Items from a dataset
* * *

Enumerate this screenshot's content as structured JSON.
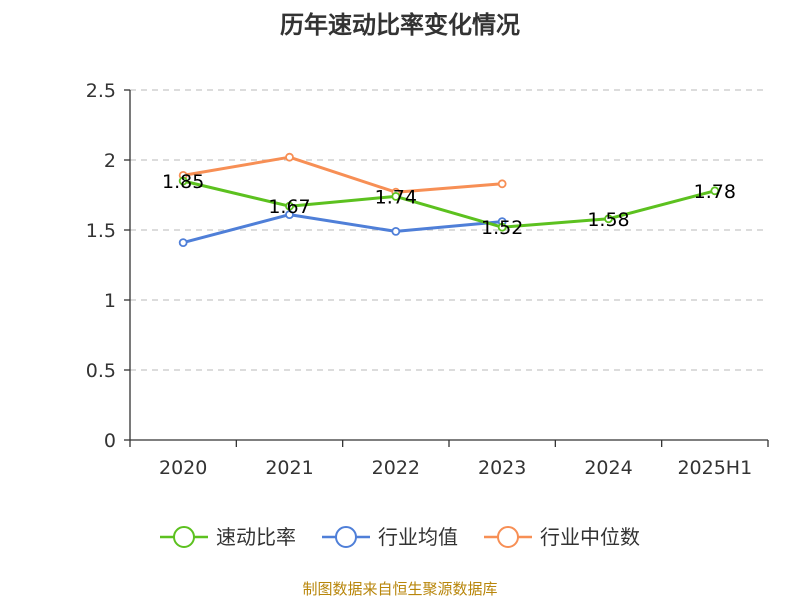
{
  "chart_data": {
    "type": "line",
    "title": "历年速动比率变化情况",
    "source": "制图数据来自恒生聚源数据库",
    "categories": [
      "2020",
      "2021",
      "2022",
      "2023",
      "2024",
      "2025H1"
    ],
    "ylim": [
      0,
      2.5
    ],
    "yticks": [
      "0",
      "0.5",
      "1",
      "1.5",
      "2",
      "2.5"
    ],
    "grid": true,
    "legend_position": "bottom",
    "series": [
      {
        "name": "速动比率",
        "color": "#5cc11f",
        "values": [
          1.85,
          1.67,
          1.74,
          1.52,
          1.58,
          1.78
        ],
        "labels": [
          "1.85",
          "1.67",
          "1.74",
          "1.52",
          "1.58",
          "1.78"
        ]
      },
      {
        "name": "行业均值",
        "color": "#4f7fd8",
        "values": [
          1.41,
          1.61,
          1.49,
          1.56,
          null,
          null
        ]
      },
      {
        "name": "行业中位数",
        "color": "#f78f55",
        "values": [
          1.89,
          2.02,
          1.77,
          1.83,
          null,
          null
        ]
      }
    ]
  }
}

* * *

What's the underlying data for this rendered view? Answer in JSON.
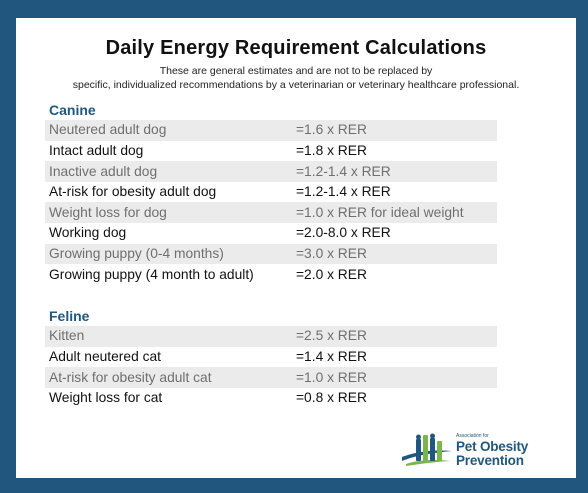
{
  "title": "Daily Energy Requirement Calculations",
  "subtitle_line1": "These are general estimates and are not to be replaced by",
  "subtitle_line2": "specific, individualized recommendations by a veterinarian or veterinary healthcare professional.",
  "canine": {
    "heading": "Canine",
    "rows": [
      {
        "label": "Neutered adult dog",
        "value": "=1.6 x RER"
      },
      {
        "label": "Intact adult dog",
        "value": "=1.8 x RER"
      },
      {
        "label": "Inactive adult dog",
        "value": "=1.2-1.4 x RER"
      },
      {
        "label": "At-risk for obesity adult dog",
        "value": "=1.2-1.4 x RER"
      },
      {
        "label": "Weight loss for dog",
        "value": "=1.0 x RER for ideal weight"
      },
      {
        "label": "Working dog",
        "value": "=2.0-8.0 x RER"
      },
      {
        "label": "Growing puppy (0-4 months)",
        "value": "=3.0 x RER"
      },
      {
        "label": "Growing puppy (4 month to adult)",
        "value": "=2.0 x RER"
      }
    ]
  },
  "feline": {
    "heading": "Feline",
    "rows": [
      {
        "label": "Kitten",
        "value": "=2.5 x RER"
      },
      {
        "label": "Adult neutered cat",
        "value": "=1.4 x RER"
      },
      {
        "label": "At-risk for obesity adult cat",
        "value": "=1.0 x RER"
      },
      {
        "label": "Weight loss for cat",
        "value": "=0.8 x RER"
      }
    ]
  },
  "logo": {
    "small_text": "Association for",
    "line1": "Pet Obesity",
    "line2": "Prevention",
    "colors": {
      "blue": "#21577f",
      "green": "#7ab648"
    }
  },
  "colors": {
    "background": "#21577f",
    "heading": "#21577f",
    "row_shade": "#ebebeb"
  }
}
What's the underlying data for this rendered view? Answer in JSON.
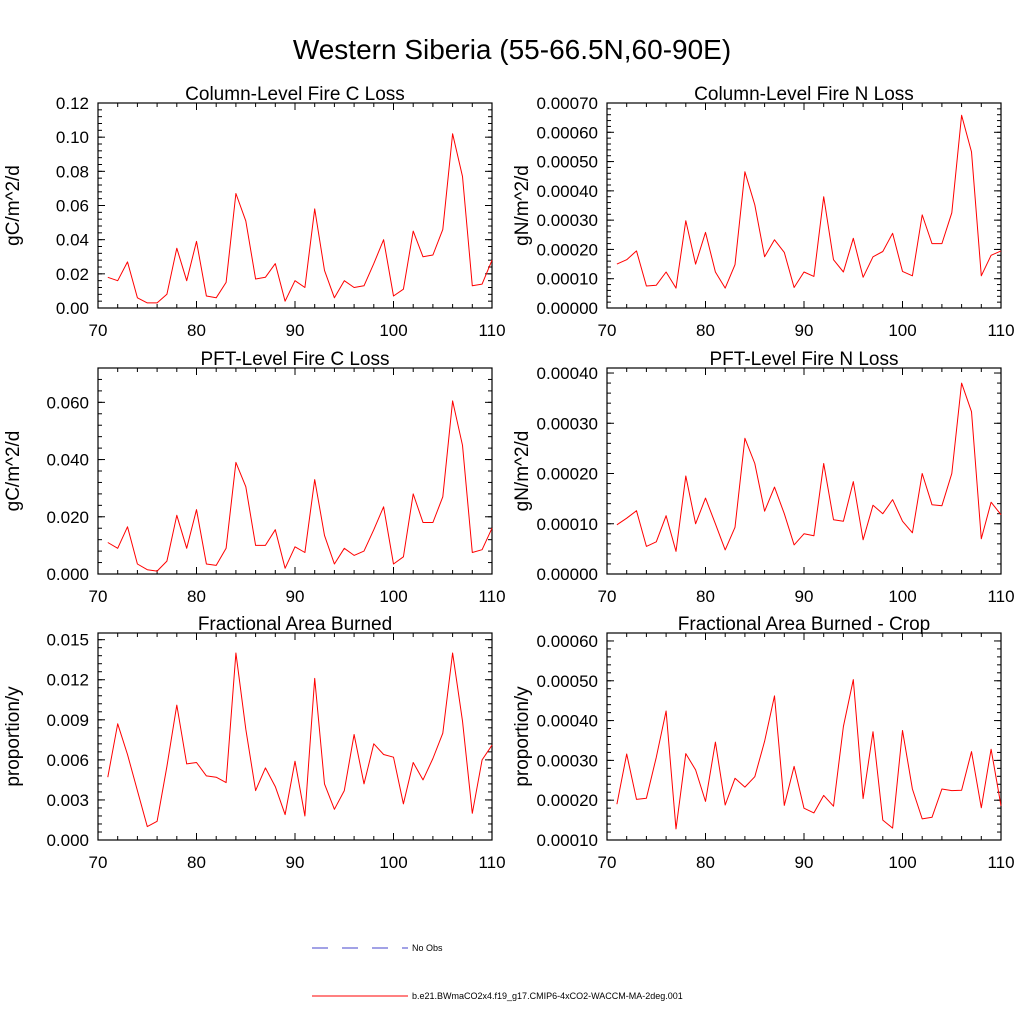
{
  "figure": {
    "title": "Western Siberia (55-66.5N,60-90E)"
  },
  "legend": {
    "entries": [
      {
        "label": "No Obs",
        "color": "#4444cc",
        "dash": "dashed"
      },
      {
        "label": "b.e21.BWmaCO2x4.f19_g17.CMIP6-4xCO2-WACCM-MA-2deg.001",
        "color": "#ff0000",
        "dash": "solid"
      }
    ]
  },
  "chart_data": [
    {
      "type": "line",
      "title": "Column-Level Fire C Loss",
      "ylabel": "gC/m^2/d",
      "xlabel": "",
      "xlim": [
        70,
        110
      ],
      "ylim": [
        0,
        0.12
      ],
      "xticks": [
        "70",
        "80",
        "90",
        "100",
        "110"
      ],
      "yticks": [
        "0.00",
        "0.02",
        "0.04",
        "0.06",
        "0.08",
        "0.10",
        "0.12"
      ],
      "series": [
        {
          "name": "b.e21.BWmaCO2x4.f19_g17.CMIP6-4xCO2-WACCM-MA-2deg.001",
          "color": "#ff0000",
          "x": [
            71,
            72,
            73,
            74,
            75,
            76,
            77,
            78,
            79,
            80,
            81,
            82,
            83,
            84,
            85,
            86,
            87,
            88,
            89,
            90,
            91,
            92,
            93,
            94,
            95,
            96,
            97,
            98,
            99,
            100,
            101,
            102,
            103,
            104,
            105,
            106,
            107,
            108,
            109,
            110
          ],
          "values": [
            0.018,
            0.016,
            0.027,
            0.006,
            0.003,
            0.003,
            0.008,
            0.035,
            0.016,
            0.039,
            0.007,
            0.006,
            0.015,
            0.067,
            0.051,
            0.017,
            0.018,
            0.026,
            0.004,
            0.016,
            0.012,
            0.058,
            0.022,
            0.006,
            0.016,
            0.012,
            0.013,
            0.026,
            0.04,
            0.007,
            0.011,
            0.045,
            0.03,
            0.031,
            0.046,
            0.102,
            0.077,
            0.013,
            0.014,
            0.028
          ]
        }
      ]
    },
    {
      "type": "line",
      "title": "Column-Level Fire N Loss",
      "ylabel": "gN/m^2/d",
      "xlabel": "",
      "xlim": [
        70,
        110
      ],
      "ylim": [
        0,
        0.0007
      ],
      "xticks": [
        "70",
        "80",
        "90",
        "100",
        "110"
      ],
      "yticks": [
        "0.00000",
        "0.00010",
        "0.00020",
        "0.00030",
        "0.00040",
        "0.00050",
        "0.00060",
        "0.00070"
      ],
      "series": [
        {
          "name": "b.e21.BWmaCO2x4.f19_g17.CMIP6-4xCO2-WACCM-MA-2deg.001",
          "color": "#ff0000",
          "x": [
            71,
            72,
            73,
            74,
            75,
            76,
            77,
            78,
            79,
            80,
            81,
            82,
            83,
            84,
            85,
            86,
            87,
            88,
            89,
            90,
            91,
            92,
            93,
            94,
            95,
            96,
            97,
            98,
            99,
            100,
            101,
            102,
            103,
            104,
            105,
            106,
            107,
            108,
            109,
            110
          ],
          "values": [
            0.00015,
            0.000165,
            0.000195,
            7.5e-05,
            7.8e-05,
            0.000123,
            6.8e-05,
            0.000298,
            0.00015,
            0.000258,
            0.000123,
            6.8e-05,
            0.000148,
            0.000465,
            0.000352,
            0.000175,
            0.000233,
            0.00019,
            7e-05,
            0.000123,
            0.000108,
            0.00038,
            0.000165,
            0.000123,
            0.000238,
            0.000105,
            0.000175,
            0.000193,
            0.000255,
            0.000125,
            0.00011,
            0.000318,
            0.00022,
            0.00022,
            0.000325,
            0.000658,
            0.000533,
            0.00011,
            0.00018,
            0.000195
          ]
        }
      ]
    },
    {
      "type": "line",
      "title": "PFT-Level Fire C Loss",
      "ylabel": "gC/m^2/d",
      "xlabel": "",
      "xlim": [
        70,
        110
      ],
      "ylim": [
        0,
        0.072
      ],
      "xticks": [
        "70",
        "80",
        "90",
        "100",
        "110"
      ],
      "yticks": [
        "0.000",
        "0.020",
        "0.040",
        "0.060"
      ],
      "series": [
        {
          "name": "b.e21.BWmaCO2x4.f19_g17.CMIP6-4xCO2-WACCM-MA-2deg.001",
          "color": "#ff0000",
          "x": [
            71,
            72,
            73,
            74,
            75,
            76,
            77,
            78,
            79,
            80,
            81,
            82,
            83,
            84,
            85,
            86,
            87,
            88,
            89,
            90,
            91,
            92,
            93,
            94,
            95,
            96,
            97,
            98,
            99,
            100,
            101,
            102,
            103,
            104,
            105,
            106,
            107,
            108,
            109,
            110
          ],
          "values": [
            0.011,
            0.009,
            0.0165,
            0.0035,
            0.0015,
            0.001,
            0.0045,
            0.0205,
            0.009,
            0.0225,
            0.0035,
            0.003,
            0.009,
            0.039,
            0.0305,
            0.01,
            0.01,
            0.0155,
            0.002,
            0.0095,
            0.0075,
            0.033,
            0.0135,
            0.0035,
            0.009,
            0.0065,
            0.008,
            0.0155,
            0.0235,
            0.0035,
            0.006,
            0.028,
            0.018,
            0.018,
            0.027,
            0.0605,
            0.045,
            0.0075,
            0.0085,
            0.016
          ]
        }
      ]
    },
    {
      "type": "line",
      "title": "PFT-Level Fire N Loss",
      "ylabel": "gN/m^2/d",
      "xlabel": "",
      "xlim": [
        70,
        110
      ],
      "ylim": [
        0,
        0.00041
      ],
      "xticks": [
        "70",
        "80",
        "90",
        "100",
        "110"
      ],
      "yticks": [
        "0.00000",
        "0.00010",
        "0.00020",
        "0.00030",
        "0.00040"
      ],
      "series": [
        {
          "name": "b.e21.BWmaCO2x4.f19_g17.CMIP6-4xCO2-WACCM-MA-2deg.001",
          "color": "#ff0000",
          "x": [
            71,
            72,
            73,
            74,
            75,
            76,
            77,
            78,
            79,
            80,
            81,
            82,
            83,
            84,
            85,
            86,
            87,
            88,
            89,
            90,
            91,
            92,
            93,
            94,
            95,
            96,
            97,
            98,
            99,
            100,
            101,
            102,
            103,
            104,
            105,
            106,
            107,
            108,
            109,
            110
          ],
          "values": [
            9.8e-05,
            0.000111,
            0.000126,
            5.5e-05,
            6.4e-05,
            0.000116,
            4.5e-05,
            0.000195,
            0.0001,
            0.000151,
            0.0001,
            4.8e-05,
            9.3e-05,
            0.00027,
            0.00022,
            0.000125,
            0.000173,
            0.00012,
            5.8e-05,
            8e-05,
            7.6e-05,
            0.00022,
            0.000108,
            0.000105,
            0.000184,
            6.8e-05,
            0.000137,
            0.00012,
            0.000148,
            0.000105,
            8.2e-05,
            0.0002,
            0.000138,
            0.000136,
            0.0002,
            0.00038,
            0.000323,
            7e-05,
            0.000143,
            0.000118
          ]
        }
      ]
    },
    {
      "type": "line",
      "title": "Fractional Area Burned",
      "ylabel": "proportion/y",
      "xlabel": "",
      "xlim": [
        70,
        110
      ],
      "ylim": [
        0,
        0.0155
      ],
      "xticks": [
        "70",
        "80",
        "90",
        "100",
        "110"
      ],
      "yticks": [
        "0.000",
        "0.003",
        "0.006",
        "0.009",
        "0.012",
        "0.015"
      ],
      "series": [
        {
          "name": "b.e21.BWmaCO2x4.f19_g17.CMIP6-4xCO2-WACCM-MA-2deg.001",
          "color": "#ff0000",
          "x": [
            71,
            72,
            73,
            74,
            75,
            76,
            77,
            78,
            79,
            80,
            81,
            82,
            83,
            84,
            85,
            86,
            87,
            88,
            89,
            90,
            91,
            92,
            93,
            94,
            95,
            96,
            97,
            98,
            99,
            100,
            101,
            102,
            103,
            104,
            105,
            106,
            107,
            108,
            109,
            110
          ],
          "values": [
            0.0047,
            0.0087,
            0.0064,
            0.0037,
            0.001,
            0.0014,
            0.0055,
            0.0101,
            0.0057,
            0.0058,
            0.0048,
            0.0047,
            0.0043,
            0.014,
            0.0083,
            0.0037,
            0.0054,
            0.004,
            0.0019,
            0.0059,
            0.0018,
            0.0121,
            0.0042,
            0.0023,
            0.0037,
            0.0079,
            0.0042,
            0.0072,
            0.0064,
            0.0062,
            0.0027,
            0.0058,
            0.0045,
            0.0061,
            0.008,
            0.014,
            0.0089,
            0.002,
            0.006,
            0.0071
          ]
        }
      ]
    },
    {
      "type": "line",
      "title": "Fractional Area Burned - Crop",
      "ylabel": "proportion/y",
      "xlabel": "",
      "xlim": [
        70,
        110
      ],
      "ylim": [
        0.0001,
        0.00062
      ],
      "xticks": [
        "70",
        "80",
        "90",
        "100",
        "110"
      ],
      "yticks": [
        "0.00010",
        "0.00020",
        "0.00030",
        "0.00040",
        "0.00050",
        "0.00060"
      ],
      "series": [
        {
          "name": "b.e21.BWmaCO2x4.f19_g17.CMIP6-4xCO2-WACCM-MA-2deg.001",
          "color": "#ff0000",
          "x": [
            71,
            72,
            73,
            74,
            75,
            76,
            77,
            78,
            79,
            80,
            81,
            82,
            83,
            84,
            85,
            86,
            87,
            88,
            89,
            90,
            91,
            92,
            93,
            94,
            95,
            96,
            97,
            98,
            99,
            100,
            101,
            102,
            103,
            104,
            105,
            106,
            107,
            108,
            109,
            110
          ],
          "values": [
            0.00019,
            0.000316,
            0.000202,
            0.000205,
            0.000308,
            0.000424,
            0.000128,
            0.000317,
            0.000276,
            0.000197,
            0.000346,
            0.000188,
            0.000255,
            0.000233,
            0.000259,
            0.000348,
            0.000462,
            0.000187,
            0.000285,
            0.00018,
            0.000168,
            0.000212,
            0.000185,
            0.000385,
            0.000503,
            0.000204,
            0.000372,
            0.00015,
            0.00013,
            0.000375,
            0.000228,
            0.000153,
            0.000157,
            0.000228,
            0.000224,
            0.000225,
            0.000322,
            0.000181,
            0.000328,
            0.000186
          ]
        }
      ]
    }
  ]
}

* * *

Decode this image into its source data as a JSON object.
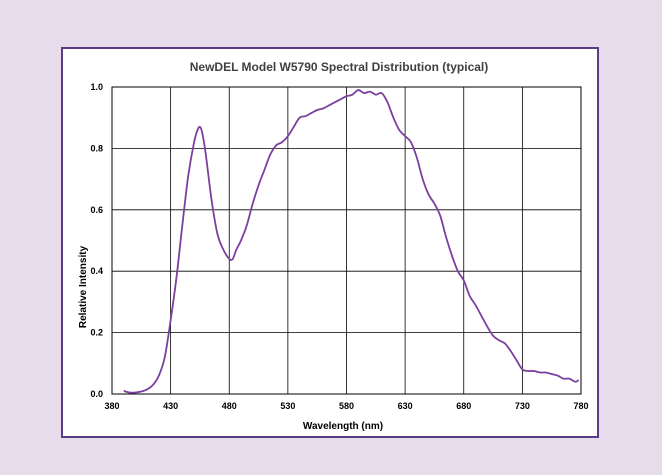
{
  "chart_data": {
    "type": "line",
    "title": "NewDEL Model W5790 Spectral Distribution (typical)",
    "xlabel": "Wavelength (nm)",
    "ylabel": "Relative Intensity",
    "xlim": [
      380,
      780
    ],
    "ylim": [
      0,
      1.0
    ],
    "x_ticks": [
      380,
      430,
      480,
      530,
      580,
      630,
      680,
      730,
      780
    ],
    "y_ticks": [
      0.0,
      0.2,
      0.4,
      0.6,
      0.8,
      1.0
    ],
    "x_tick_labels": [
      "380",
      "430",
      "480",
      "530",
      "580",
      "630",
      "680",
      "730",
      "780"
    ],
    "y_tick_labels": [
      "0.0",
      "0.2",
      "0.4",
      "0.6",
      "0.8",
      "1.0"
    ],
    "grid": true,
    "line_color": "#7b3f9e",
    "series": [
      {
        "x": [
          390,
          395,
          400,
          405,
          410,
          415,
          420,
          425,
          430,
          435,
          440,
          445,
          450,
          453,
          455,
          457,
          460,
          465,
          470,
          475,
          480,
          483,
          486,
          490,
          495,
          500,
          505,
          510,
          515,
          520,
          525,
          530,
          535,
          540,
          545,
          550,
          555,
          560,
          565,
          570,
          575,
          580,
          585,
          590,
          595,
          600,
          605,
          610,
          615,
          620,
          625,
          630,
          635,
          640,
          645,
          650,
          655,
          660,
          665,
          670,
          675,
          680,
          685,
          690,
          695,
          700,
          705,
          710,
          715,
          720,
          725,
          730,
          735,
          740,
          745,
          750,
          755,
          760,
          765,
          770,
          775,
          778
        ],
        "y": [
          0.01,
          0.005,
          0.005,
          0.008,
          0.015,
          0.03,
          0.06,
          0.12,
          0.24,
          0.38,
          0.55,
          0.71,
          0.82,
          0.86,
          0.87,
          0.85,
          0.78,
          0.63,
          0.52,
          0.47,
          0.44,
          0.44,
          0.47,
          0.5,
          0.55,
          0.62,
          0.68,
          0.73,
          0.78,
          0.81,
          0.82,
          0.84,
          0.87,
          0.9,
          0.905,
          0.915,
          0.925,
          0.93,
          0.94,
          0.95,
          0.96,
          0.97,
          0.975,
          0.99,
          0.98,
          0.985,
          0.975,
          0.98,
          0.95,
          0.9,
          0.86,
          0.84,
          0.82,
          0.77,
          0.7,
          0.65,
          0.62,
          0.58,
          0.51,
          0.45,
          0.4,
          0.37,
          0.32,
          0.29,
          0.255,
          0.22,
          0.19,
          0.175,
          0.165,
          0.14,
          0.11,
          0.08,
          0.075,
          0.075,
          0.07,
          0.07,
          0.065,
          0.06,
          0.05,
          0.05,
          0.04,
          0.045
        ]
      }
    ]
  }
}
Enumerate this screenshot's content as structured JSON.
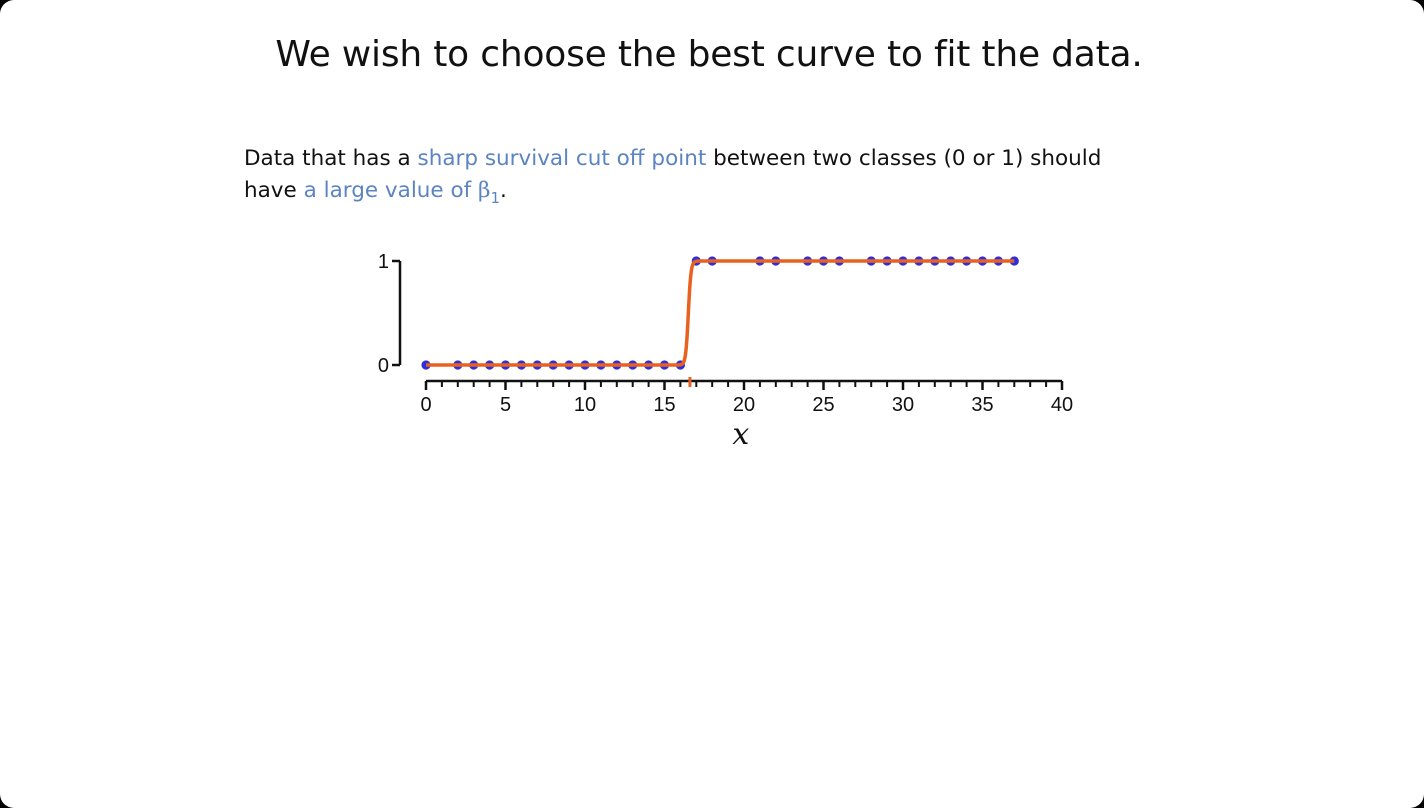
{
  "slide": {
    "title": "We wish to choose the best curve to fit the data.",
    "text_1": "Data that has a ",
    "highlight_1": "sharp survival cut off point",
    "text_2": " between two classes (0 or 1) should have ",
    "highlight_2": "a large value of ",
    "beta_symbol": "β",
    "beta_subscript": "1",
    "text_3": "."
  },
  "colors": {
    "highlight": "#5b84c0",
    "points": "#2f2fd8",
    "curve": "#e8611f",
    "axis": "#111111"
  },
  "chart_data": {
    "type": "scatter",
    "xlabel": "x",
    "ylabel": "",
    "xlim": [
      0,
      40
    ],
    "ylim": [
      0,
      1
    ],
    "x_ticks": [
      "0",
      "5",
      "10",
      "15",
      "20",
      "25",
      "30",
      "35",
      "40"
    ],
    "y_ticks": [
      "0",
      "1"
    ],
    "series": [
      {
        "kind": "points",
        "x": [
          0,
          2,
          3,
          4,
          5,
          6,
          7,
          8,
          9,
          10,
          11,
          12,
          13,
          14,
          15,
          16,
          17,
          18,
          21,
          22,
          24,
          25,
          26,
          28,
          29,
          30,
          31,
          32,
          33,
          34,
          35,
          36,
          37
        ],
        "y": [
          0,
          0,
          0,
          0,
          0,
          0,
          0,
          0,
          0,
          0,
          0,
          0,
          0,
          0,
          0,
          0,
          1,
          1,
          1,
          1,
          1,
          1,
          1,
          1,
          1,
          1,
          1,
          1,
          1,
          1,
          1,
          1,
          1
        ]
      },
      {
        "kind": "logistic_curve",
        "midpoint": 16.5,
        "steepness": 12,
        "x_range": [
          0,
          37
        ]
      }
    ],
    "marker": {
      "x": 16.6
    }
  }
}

* * *

Find the string "Area" in the records, then copy each line where it occurs.

Answer to the exercise
      "title": "Fractional Area Burned",
      "title": "Fractional Area Burned - Crop",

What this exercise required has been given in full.